*Activity*. Below are entries. Pull out all lines containing "protein".

*Records to use*.

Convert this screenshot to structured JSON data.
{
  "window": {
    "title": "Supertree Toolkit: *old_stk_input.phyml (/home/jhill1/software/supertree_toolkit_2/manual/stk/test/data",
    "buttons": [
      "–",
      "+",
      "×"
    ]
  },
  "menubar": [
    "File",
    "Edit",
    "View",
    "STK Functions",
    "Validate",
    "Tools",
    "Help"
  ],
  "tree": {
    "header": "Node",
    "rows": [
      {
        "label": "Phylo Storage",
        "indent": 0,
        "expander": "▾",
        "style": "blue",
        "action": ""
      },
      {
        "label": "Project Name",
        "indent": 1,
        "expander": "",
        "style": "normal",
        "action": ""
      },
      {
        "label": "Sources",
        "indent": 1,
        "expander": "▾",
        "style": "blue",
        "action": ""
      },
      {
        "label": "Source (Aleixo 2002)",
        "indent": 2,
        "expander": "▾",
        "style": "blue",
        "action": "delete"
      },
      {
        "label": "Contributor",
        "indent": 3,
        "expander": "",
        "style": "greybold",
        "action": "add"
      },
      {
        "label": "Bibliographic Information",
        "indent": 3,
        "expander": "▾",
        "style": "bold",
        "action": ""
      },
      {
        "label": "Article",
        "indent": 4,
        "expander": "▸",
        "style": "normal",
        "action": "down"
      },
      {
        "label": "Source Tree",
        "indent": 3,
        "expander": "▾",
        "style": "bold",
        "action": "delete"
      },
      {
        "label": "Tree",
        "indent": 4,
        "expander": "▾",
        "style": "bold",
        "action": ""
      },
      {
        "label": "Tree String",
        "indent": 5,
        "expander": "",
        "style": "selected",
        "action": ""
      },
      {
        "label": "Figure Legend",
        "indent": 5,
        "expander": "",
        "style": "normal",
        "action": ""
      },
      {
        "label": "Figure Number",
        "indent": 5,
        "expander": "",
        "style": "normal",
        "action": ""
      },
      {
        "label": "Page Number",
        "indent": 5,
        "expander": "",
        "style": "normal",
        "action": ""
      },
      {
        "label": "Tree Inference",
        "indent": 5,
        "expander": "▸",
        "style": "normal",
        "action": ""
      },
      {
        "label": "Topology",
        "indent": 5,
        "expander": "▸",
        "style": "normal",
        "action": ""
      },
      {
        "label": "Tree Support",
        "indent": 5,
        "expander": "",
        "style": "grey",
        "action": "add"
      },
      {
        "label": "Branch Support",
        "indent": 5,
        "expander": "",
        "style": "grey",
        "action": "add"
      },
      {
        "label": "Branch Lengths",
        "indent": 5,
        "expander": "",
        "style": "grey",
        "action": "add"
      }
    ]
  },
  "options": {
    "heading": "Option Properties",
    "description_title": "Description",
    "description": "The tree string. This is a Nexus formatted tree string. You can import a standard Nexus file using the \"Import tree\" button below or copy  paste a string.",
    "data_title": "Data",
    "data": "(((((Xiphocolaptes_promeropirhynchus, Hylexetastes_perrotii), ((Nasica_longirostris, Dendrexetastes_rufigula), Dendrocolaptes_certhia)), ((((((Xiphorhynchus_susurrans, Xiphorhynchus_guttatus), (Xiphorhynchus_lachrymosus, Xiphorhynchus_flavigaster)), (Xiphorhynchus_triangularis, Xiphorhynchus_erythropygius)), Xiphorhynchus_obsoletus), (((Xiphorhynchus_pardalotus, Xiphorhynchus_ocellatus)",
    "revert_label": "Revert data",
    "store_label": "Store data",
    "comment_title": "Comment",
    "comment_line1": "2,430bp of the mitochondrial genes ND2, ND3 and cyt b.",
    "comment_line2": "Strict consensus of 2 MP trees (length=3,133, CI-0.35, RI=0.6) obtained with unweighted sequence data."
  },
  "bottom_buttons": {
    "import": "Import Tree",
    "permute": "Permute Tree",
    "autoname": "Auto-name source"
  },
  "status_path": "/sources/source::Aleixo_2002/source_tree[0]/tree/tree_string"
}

--

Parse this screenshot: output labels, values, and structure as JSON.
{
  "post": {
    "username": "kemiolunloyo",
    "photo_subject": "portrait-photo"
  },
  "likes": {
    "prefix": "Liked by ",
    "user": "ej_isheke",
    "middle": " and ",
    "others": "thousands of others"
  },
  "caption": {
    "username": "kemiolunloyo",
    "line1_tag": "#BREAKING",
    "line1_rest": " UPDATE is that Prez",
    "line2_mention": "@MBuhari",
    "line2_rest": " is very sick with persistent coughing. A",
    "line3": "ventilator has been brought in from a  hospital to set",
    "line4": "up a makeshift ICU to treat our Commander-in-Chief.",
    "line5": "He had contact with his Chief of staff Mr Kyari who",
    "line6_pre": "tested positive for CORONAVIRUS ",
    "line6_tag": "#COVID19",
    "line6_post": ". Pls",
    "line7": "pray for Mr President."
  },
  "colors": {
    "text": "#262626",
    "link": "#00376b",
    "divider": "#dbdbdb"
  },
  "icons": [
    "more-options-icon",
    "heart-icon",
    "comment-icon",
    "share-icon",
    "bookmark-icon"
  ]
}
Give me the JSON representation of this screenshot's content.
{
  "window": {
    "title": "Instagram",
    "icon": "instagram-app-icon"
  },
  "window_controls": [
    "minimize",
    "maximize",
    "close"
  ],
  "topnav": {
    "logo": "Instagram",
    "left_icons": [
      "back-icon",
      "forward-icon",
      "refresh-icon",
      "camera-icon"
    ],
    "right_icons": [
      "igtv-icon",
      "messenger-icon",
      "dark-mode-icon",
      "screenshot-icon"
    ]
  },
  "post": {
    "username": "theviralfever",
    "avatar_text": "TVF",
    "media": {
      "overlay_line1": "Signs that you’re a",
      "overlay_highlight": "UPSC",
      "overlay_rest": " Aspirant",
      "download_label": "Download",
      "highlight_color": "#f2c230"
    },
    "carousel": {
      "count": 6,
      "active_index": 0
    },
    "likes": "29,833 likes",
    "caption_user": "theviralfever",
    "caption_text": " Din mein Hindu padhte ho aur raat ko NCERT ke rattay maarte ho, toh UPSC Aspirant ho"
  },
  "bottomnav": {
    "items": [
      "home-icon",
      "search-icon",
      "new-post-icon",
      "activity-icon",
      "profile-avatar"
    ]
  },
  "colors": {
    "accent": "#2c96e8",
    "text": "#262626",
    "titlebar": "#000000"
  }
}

...

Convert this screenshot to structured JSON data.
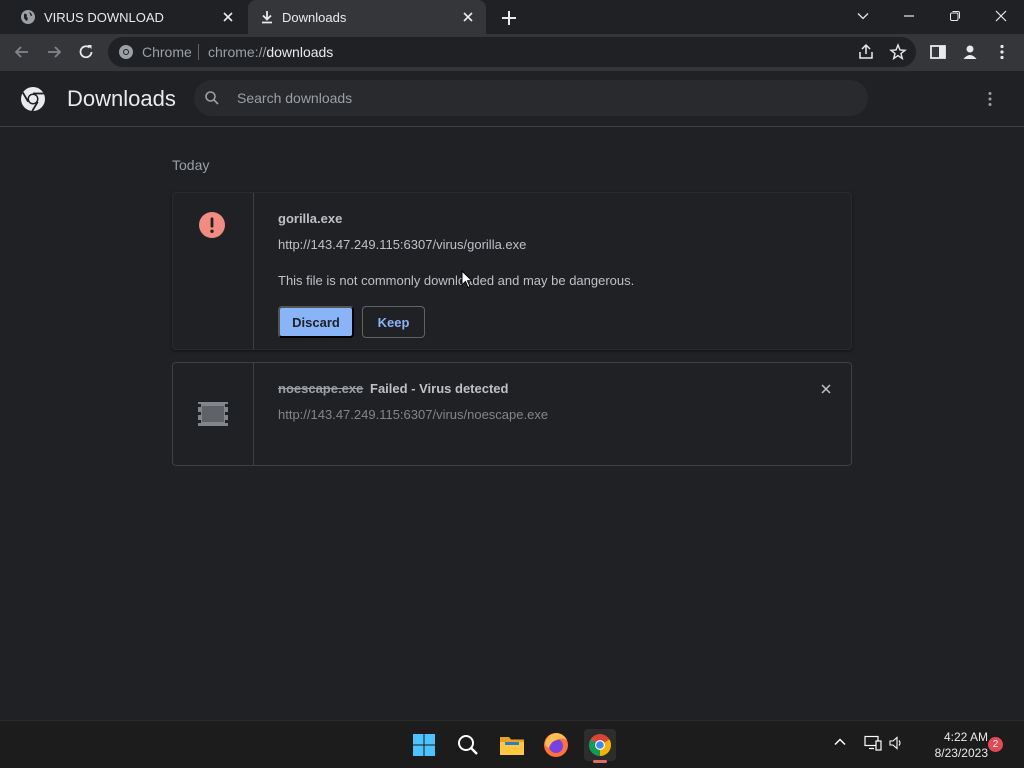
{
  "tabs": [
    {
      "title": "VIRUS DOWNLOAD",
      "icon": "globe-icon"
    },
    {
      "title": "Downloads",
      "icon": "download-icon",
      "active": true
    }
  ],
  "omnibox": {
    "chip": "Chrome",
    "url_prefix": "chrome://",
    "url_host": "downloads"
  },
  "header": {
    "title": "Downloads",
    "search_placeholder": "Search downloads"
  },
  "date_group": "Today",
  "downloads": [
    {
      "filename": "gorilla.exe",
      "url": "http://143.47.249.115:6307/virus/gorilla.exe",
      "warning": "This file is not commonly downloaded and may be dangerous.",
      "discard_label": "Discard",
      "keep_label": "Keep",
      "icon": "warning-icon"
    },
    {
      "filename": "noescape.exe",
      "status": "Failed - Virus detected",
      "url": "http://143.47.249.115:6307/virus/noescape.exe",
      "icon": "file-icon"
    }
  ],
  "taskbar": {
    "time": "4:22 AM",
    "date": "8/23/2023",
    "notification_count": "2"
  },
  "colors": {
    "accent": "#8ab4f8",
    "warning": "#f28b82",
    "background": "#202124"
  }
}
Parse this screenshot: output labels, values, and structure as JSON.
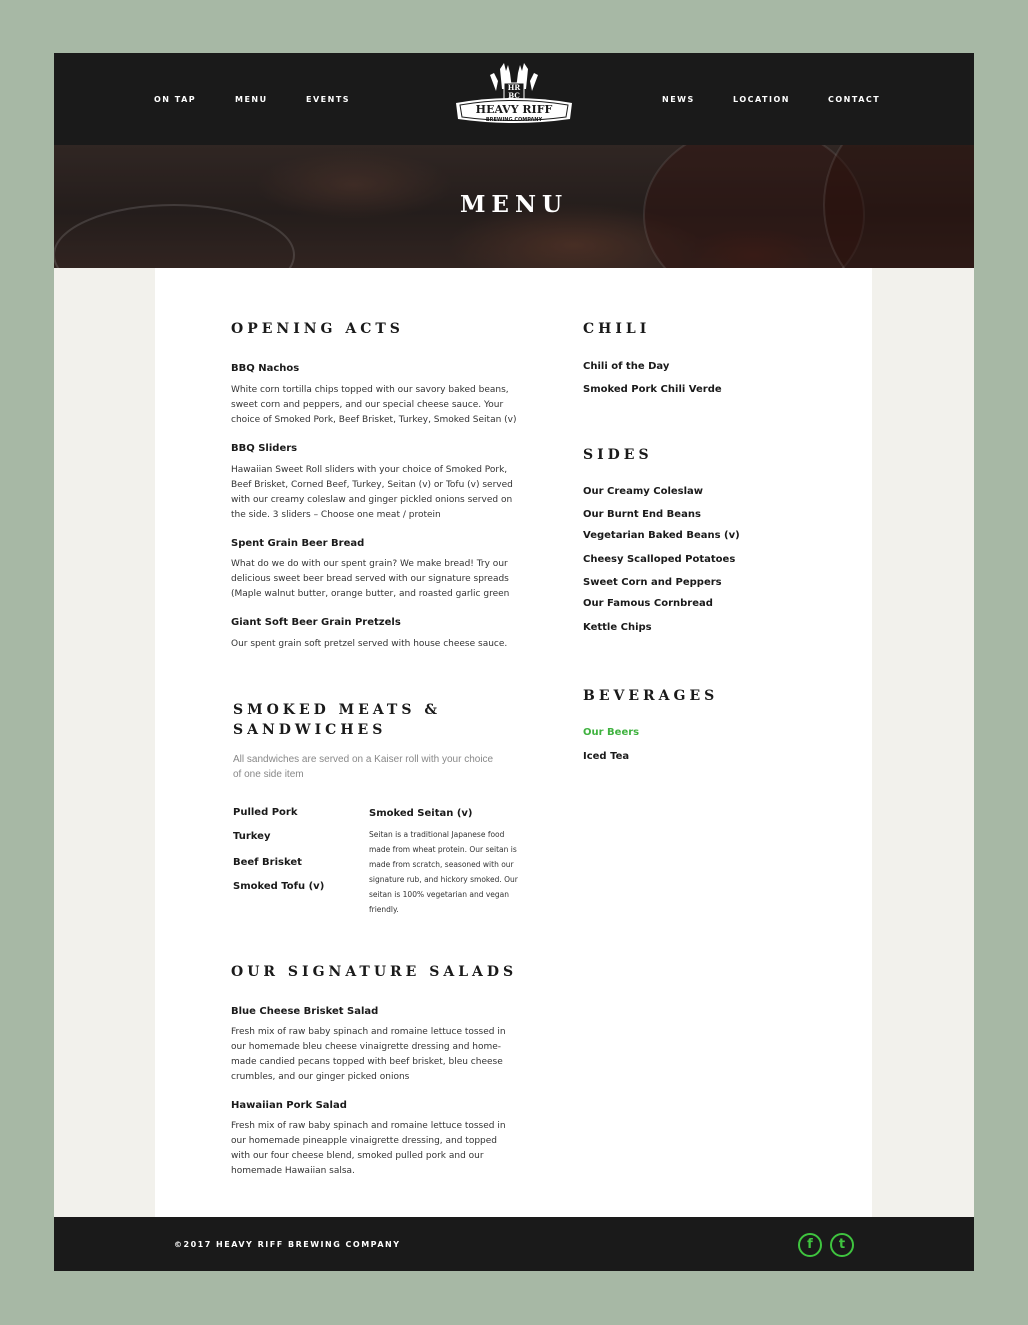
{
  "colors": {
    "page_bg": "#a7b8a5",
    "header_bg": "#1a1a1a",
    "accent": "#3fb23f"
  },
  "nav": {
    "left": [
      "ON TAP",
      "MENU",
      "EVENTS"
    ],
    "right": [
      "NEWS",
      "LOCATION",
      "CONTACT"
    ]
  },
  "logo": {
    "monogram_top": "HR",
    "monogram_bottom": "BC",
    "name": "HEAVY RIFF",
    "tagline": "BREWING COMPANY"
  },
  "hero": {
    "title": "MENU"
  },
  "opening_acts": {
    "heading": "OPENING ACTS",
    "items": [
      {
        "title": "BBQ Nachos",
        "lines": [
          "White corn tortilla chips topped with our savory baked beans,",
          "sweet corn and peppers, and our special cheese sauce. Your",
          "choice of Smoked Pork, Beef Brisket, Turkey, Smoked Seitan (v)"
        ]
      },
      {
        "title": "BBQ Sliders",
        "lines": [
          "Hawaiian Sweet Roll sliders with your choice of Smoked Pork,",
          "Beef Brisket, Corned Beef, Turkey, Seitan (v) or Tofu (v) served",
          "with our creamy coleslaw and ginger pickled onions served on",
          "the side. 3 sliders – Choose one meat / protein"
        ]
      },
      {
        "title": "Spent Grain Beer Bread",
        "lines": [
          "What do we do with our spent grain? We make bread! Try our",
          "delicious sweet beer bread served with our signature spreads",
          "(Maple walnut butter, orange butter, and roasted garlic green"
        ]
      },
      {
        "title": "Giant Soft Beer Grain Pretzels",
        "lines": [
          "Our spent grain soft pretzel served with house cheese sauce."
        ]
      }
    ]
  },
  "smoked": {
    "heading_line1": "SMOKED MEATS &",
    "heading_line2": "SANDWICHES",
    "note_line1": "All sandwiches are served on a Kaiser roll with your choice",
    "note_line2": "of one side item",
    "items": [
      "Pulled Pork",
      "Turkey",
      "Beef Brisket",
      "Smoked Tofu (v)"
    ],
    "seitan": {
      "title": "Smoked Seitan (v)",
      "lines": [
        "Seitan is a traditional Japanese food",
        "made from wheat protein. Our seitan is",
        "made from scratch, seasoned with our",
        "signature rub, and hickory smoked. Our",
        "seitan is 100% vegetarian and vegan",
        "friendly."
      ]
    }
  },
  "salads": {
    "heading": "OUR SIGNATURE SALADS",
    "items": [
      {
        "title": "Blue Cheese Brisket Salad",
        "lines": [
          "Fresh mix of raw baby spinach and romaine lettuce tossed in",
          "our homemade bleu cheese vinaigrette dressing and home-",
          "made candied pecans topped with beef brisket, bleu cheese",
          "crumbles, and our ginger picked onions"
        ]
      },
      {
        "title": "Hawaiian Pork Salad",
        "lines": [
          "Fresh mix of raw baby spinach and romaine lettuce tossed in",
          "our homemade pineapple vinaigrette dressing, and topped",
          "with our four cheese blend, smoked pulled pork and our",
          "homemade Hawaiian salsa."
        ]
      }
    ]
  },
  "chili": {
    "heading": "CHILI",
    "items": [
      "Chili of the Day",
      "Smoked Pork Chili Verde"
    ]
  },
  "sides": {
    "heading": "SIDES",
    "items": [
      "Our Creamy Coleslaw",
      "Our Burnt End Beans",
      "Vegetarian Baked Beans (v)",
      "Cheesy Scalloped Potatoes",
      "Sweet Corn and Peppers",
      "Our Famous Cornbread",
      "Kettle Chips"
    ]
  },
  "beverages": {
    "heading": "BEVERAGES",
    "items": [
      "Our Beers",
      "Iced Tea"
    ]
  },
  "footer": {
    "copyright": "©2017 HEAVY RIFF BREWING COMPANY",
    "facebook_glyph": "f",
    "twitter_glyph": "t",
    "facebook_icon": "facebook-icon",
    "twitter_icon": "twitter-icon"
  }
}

*Output for this exercise*.
          "the side. 3 sliders – Choose one meat / protein"
        "made from wheat protein. Our seitan is",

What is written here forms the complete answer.